-- BEGIN --

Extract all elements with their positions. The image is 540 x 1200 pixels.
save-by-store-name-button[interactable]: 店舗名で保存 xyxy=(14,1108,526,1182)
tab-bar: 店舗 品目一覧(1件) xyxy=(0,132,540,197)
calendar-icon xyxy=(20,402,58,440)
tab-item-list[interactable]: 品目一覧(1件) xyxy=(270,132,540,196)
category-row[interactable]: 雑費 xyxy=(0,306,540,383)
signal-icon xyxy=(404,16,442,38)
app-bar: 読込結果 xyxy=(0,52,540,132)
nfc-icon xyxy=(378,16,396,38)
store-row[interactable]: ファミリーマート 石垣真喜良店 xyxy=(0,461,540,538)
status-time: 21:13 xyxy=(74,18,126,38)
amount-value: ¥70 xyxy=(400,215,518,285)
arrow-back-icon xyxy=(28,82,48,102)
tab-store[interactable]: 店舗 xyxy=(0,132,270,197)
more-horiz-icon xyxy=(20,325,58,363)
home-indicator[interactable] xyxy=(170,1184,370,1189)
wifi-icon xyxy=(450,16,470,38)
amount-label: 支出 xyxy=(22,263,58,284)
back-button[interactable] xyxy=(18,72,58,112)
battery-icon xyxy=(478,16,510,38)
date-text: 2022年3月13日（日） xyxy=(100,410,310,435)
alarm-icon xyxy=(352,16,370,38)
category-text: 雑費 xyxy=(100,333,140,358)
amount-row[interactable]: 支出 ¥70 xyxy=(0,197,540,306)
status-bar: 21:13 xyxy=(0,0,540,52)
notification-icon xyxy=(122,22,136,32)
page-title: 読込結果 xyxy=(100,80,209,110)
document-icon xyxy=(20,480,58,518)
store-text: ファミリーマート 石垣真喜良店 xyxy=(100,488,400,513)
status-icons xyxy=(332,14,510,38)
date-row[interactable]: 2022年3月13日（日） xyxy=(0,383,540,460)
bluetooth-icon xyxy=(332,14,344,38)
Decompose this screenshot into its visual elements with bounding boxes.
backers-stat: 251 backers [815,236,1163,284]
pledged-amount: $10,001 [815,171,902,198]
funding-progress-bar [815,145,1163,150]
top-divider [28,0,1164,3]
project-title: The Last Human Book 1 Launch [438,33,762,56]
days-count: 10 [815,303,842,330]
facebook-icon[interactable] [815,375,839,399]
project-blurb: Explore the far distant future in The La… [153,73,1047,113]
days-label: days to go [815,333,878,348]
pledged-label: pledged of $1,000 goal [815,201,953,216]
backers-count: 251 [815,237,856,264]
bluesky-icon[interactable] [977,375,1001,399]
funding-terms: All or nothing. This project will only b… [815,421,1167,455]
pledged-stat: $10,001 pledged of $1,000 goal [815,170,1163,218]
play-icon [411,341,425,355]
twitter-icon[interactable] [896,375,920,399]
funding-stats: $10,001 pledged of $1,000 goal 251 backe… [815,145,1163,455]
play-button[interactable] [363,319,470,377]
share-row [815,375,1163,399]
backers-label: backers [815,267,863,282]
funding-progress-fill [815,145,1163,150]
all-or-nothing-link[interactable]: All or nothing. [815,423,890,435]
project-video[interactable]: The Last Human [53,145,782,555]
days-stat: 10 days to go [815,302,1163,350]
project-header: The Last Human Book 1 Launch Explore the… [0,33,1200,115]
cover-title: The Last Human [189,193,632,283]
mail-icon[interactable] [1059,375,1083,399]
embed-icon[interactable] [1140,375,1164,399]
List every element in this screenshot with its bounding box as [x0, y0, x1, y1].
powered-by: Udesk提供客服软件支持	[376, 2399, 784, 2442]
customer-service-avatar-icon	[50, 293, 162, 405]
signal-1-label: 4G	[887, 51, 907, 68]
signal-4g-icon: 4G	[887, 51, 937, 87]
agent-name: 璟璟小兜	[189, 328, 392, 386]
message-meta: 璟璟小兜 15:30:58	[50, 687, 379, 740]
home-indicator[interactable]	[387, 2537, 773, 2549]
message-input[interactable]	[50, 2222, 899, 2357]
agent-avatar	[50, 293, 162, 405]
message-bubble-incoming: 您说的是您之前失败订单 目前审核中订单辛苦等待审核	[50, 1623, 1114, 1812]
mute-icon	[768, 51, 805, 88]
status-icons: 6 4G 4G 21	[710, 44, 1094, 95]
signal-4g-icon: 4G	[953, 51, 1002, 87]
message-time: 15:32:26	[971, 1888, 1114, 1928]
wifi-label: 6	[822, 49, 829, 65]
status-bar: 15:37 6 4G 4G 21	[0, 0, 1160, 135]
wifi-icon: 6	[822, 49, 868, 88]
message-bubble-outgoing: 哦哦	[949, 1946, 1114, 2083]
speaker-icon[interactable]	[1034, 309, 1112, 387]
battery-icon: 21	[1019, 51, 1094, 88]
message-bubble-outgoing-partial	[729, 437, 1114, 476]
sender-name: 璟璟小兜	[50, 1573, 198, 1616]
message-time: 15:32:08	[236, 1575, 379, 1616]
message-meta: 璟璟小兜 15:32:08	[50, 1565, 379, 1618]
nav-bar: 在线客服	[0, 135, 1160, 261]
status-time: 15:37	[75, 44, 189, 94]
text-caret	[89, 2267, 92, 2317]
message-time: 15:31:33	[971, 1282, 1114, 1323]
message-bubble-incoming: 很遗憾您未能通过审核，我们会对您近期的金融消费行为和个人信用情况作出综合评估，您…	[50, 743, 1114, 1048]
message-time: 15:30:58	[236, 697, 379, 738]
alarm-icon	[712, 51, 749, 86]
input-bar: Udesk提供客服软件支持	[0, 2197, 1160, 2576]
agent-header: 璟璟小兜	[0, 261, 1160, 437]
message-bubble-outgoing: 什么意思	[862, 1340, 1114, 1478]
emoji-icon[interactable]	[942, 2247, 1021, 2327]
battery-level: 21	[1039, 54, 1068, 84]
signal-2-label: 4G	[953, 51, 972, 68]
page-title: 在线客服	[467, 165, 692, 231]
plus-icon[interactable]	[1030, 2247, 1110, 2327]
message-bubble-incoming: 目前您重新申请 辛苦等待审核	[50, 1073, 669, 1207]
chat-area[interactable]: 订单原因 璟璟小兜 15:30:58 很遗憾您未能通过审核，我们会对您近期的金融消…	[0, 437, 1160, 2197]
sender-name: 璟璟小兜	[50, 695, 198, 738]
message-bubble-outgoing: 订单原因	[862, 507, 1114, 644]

-- END --

**PROBLEM REQUIREMENTS:** Please give the material again with "message-bubble-incoming" swapped for "incoming-bubble" everywhere it occurs, leaving everything else unchanged.

**WRITTEN SOLUTION:**
Extract all elements with their positions. The image is 540 x 1200 pixels.
save-by-store-name-button[interactable]: 店舗名で保存 xyxy=(14,1108,526,1182)
tab-bar: 店舗 品目一覧(1件) xyxy=(0,132,540,197)
calendar-icon xyxy=(20,402,58,440)
tab-item-list[interactable]: 品目一覧(1件) xyxy=(270,132,540,196)
category-row[interactable]: 雑費 xyxy=(0,306,540,383)
signal-icon xyxy=(404,16,442,38)
app-bar: 読込結果 xyxy=(0,52,540,132)
nfc-icon xyxy=(378,16,396,38)
store-row[interactable]: ファミリーマート 石垣真喜良店 xyxy=(0,461,540,538)
status-time: 21:13 xyxy=(74,18,126,38)
amount-value: ¥70 xyxy=(400,215,518,285)
arrow-back-icon xyxy=(28,82,48,102)
tab-store[interactable]: 店舗 xyxy=(0,132,270,197)
more-horiz-icon xyxy=(20,325,58,363)
home-indicator[interactable] xyxy=(170,1184,370,1189)
wifi-icon xyxy=(450,16,470,38)
amount-label: 支出 xyxy=(22,263,58,284)
back-button[interactable] xyxy=(18,72,58,112)
battery-icon xyxy=(478,16,510,38)
date-text: 2022年3月13日（日） xyxy=(100,410,310,435)
alarm-icon xyxy=(352,16,370,38)
category-text: 雑費 xyxy=(100,333,140,358)
amount-row[interactable]: 支出 ¥70 xyxy=(0,197,540,306)
status-bar: 21:13 xyxy=(0,0,540,52)
notification-icon xyxy=(122,22,136,32)
page-title: 読込結果 xyxy=(100,80,209,110)
document-icon xyxy=(20,480,58,518)
store-text: ファミリーマート 石垣真喜良店 xyxy=(100,488,400,513)
status-icons xyxy=(332,14,510,38)
date-row[interactable]: 2022年3月13日（日） xyxy=(0,383,540,460)
bluetooth-icon xyxy=(332,14,344,38)
Decompose this screenshot into its visual elements with bounding boxes.
backers-stat: 251 backers [815,236,1163,284]
pledged-amount: $10,001 [815,171,902,198]
funding-progress-bar [815,145,1163,150]
top-divider [28,0,1164,3]
project-title: The Last Human Book 1 Launch [438,33,762,56]
days-count: 10 [815,303,842,330]
facebook-icon[interactable] [815,375,839,399]
project-blurb: Explore the far distant future in The La… [153,73,1047,113]
days-label: days to go [815,333,878,348]
pledged-label: pledged of $1,000 goal [815,201,953,216]
backers-count: 251 [815,237,856,264]
bluesky-icon[interactable] [977,375,1001,399]
funding-terms: All or nothing. This project will only b… [815,421,1167,455]
pledged-stat: $10,001 pledged of $1,000 goal [815,170,1163,218]
play-icon [411,341,425,355]
twitter-icon[interactable] [896,375,920,399]
funding-stats: $10,001 pledged of $1,000 goal 251 backe… [815,145,1163,455]
play-button[interactable] [363,319,470,377]
share-row [815,375,1163,399]
backers-label: backers [815,267,863,282]
funding-progress-fill [815,145,1163,150]
all-or-nothing-link[interactable]: All or nothing. [815,423,890,435]
project-video[interactable]: The Last Human [53,145,782,555]
days-stat: 10 days to go [815,302,1163,350]
project-header: The Last Human Book 1 Launch Explore the… [0,33,1200,115]
cover-title: The Last Human [189,193,632,283]
mail-icon[interactable] [1059,375,1083,399]
embed-icon[interactable] [1140,375,1164,399]
List every element in this screenshot with its bounding box as [x0, y0, x1, y1].
powered-by: Udesk提供客服软件支持	[376, 2399, 784, 2442]
customer-service-avatar-icon	[50, 293, 162, 405]
signal-1-label: 4G	[887, 51, 907, 68]
signal-4g-icon: 4G	[887, 51, 937, 87]
agent-name: 璟璟小兜	[189, 328, 392, 386]
message-meta: 璟璟小兜 15:30:58	[50, 687, 379, 740]
home-indicator[interactable]	[387, 2537, 773, 2549]
message-input[interactable]	[50, 2222, 899, 2357]
agent-avatar	[50, 293, 162, 405]
incoming-bubble: 您说的是您之前失败订单 目前审核中订单辛苦等待审核	[50, 1623, 1114, 1812]
mute-icon	[768, 51, 805, 88]
status-icons: 6 4G 4G 21	[710, 44, 1094, 95]
signal-4g-icon: 4G	[953, 51, 1002, 87]
message-time: 15:32:26	[971, 1888, 1114, 1928]
wifi-label: 6	[822, 49, 829, 65]
status-bar: 15:37 6 4G 4G 21	[0, 0, 1160, 135]
wifi-icon: 6	[822, 49, 868, 88]
message-bubble-outgoing: 哦哦	[949, 1946, 1114, 2083]
speaker-icon[interactable]	[1034, 309, 1112, 387]
battery-icon: 21	[1019, 51, 1094, 88]
message-bubble-outgoing-partial	[729, 437, 1114, 476]
sender-name: 璟璟小兜	[50, 1573, 198, 1616]
message-time: 15:32:08	[236, 1575, 379, 1616]
message-meta: 璟璟小兜 15:32:08	[50, 1565, 379, 1618]
nav-bar: 在线客服	[0, 135, 1160, 261]
status-time: 15:37	[75, 44, 189, 94]
text-caret	[89, 2267, 92, 2317]
message-time: 15:31:33	[971, 1282, 1114, 1323]
incoming-bubble: 很遗憾您未能通过审核，我们会对您近期的金融消费行为和个人信用情况作出综合评估，您…	[50, 743, 1114, 1048]
message-time: 15:30:58	[236, 697, 379, 738]
alarm-icon	[712, 51, 749, 86]
input-bar: Udesk提供客服软件支持	[0, 2197, 1160, 2576]
agent-header: 璟璟小兜	[0, 261, 1160, 437]
message-bubble-outgoing: 什么意思	[862, 1340, 1114, 1478]
emoji-icon[interactable]	[942, 2247, 1021, 2327]
battery-level: 21	[1039, 54, 1068, 84]
signal-2-label: 4G	[953, 51, 972, 68]
page-title: 在线客服	[467, 165, 692, 231]
plus-icon[interactable]	[1030, 2247, 1110, 2327]
incoming-bubble: 目前您重新申请 辛苦等待审核	[50, 1073, 669, 1207]
chat-area[interactable]: 订单原因 璟璟小兜 15:30:58 很遗憾您未能通过审核，我们会对您近期的金融消…	[0, 437, 1160, 2197]
sender-name: 璟璟小兜	[50, 695, 198, 738]
message-bubble-outgoing: 订单原因	[862, 507, 1114, 644]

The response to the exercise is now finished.